Identify the lines bearing the string "subtab" and gather them.
>> Begin
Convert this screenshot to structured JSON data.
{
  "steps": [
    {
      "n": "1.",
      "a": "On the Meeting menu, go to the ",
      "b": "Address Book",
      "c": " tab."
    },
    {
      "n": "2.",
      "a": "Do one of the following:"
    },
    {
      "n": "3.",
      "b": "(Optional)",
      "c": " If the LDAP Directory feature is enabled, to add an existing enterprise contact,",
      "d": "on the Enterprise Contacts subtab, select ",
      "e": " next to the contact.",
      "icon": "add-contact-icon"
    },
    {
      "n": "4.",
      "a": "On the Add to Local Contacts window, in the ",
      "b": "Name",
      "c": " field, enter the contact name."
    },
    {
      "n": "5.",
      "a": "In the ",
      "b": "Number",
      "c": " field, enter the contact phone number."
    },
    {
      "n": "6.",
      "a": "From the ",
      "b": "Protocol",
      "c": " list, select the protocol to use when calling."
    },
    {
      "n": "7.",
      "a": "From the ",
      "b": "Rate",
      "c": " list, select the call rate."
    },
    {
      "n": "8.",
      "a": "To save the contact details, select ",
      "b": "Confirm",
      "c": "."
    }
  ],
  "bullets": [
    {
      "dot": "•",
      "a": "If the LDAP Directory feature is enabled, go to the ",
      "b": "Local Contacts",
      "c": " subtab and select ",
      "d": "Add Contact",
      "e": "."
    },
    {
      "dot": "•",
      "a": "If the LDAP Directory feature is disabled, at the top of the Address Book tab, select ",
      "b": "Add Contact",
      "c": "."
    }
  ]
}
>> End
§ Answer for this exercise:
      "d": "on the Enterprise Contacts subtab, select ",
      "c": " subtab and select ",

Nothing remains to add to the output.